DATA:
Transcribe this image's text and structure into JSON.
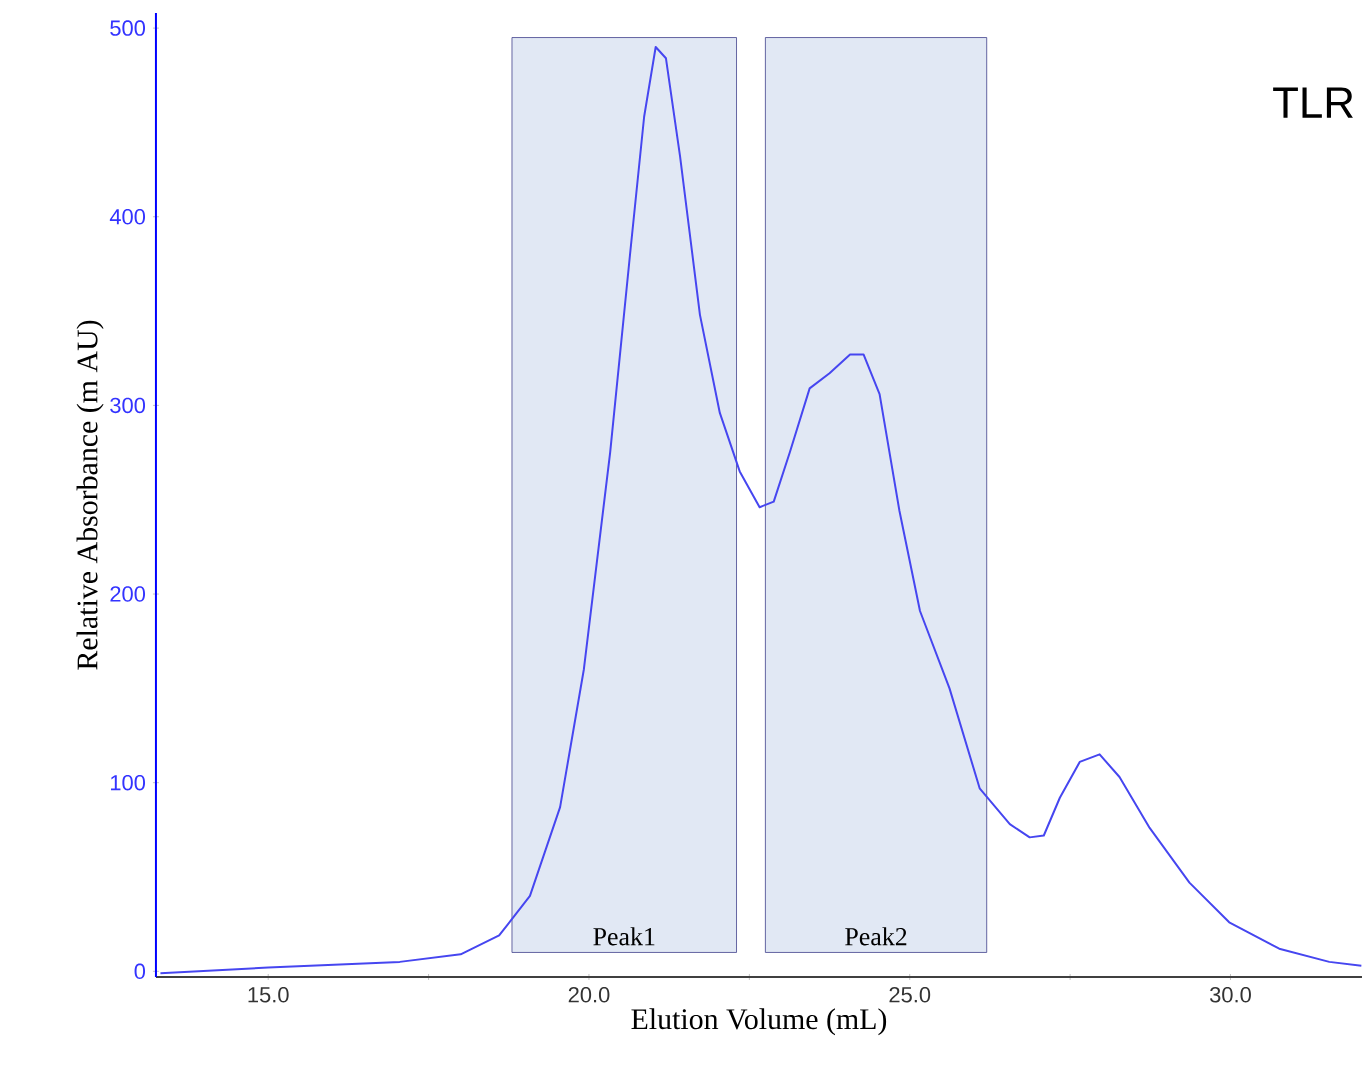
{
  "chart_data": {
    "type": "line",
    "xlabel": "Elution Volume (mL)",
    "ylabel": "Relative Absorbance (m AU)",
    "annotations": [
      "TLR"
    ],
    "xlim": [
      13.25,
      32.05
    ],
    "ylim": [
      -3,
      508
    ],
    "xticks": [
      {
        "value": 15,
        "label": "15.0"
      },
      {
        "value": 17.5,
        "label": null
      },
      {
        "value": 20,
        "label": "20.0"
      },
      {
        "value": 22.5,
        "label": null
      },
      {
        "value": 25,
        "label": "25.0"
      },
      {
        "value": 27.5,
        "label": null
      },
      {
        "value": 30,
        "label": "30.0"
      }
    ],
    "yticks": [
      0,
      100,
      200,
      300,
      400,
      500
    ],
    "bands": [
      {
        "axis": "x",
        "from": 18.8,
        "to": 22.3,
        "label": "Peak1",
        "color": "#e1e8f4"
      },
      {
        "axis": "x",
        "from": 22.75,
        "to": 26.2,
        "label": "Peak2",
        "color": "#e1e8f4"
      }
    ],
    "x": [
      13.32,
      15,
      17.05,
      18.0,
      18.6,
      19.08,
      19.55,
      19.92,
      20.33,
      20.64,
      20.86,
      21.04,
      21.2,
      21.42,
      21.73,
      22.04,
      22.35,
      22.66,
      22.88,
      23.13,
      23.44,
      23.75,
      24.07,
      24.28,
      24.53,
      24.84,
      25.16,
      25.62,
      26.09,
      26.56,
      26.87,
      27.09,
      27.34,
      27.65,
      27.96,
      28.27,
      28.74,
      29.36,
      29.98,
      30.76,
      31.54,
      32.04
    ],
    "series": [
      {
        "color": "#4646f0",
        "values": [
          -1,
          2,
          5,
          9,
          19,
          40,
          87,
          160,
          275,
          380,
          453,
          490,
          484,
          432,
          348,
          296,
          265,
          246,
          249,
          275,
          309,
          317,
          327,
          327,
          306,
          244,
          191,
          150,
          97,
          78,
          71,
          72,
          92,
          111,
          115,
          103,
          76,
          47,
          26,
          12,
          5,
          3
        ]
      }
    ],
    "marker": "none",
    "line_style": "solid"
  }
}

YOUR TASK: Write the material out again exactly as it appears, dropping the pictures.

SOLUTION FOR THIS TASK:
Transcribe this image's text and structure into JSON.
{
  "chart_data": {
    "type": "line",
    "xlabel": "Elution Volume (mL)",
    "ylabel": "Relative Absorbance (m AU)",
    "annotations": [
      "TLR"
    ],
    "xlim": [
      13.25,
      32.05
    ],
    "ylim": [
      -3,
      508
    ],
    "xticks": [
      {
        "value": 15,
        "label": "15.0"
      },
      {
        "value": 17.5,
        "label": null
      },
      {
        "value": 20,
        "label": "20.0"
      },
      {
        "value": 22.5,
        "label": null
      },
      {
        "value": 25,
        "label": "25.0"
      },
      {
        "value": 27.5,
        "label": null
      },
      {
        "value": 30,
        "label": "30.0"
      }
    ],
    "yticks": [
      0,
      100,
      200,
      300,
      400,
      500
    ],
    "bands": [
      {
        "axis": "x",
        "from": 18.8,
        "to": 22.3,
        "label": "Peak1",
        "color": "#e1e8f4"
      },
      {
        "axis": "x",
        "from": 22.75,
        "to": 26.2,
        "label": "Peak2",
        "color": "#e1e8f4"
      }
    ],
    "x": [
      13.32,
      15,
      17.05,
      18.0,
      18.6,
      19.08,
      19.55,
      19.92,
      20.33,
      20.64,
      20.86,
      21.04,
      21.2,
      21.42,
      21.73,
      22.04,
      22.35,
      22.66,
      22.88,
      23.13,
      23.44,
      23.75,
      24.07,
      24.28,
      24.53,
      24.84,
      25.16,
      25.62,
      26.09,
      26.56,
      26.87,
      27.09,
      27.34,
      27.65,
      27.96,
      28.27,
      28.74,
      29.36,
      29.98,
      30.76,
      31.54,
      32.04
    ],
    "series": [
      {
        "color": "#4646f0",
        "values": [
          -1,
          2,
          5,
          9,
          19,
          40,
          87,
          160,
          275,
          380,
          453,
          490,
          484,
          432,
          348,
          296,
          265,
          246,
          249,
          275,
          309,
          317,
          327,
          327,
          306,
          244,
          191,
          150,
          97,
          78,
          71,
          72,
          92,
          111,
          115,
          103,
          76,
          47,
          26,
          12,
          5,
          3
        ]
      }
    ],
    "marker": "none",
    "line_style": "solid"
  }
}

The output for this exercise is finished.